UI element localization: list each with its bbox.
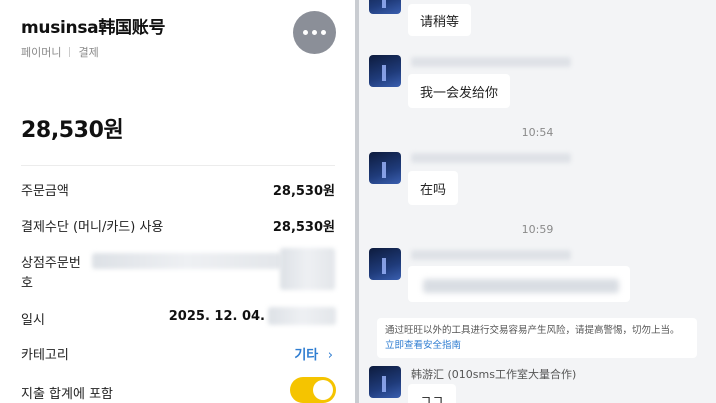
avatar[interactable] — [369, 248, 401, 280]
sender-name-redaction — [411, 250, 571, 260]
more-icon-dot — [303, 30, 308, 35]
more-icon-dot — [321, 30, 326, 35]
breadcrumb-payment: 결제 — [78, 46, 99, 59]
message-bubble: 我一会发给你 — [408, 74, 511, 108]
order-amount-value: 28,530원 — [272, 184, 335, 199]
sender-name: 韩游汇 (010sms工作室大量合作) — [411, 368, 577, 381]
warning-text: 通过旺旺以外的工具进行交易容易产生风险，请提高警惕，切勿上当。 — [385, 325, 680, 336]
order-number-label-line2: 호 — [21, 276, 33, 291]
avatar[interactable] — [369, 366, 401, 398]
divider — [21, 165, 335, 166]
timestamp: 10:54 — [521, 126, 554, 139]
include-in-total-toggle[interactable] — [290, 377, 336, 403]
chevron-right-icon: › — [327, 348, 333, 363]
payment-method-value: 28,530원 — [272, 220, 335, 235]
category-value: 기타 — [294, 348, 319, 363]
include-in-total-label: 지출 합계에 포함 — [21, 387, 113, 402]
datetime-label: 일시 — [21, 313, 45, 328]
datetime-redaction — [268, 307, 336, 325]
avatar[interactable] — [369, 55, 401, 87]
payment-method-label: 결제수단 (머니/카드) 사용 — [21, 220, 164, 235]
category-label: 카테고리 — [21, 348, 69, 363]
toggle-knob — [313, 380, 333, 400]
order-amount-label: 주문금액 — [21, 184, 69, 199]
sender-name-redaction — [411, 57, 571, 67]
timestamp: 10:59 — [521, 223, 554, 236]
chat-panel[interactable]: 请稍等 我一会发给你 10:54 在吗 10:59 通过旺旺以外的工具进行交易容… — [359, 0, 716, 403]
order-number-label-line1: 상점주문번 — [21, 256, 81, 271]
payment-detail-panel: musinsa韩国账号 페이머니 결제 28,530원 주문금액 28,530원 … — [0, 0, 355, 403]
order-number-redaction-block — [280, 248, 335, 290]
page-title: musinsa韩国账号 — [21, 18, 166, 38]
sender-name-redaction — [411, 153, 571, 163]
breadcrumb-paymoney: 페이머니 — [21, 46, 62, 59]
order-number-redaction — [92, 253, 282, 269]
avatar[interactable] — [369, 0, 401, 14]
safety-guide-link[interactable]: 立即查看安全指南 — [385, 340, 461, 351]
message-redaction — [423, 279, 619, 293]
message-bubble: 在吗 — [408, 171, 459, 205]
avatar[interactable] — [369, 152, 401, 184]
breadcrumb-separator — [69, 47, 71, 57]
more-options-button[interactable] — [293, 11, 336, 54]
message-bubble: 请稍等 — [408, 4, 472, 36]
message-bubble: ㄱㄱ — [408, 384, 456, 403]
safety-warning: 通过旺旺以外的工具进行交易容易产生风险，请提高警惕，切勿上当。 立即查看安全指南 — [377, 318, 697, 358]
total-amount: 28,530원 — [21, 118, 124, 143]
datetime-value: 2025. 12. 04. — [168, 309, 265, 324]
breadcrumb: 페이머니 결제 — [21, 44, 99, 60]
more-icon-dot — [312, 30, 317, 35]
category-link[interactable]: 기타 › — [294, 344, 333, 363]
● ● ● ●
From the rows above, extract each line that contains the string "通过旺旺以外的工具进行交易容易产生风险". Matching is case-sensitive.

warning-text: 通过旺旺以外的工具进行交易容易产生风险，请提高警惕，切勿上当。 — [385, 325, 680, 336]
safety-warning: 通过旺旺以外的工具进行交易容易产生风险，请提高警惕，切勿上当。 立即查看安全指南 — [377, 318, 697, 358]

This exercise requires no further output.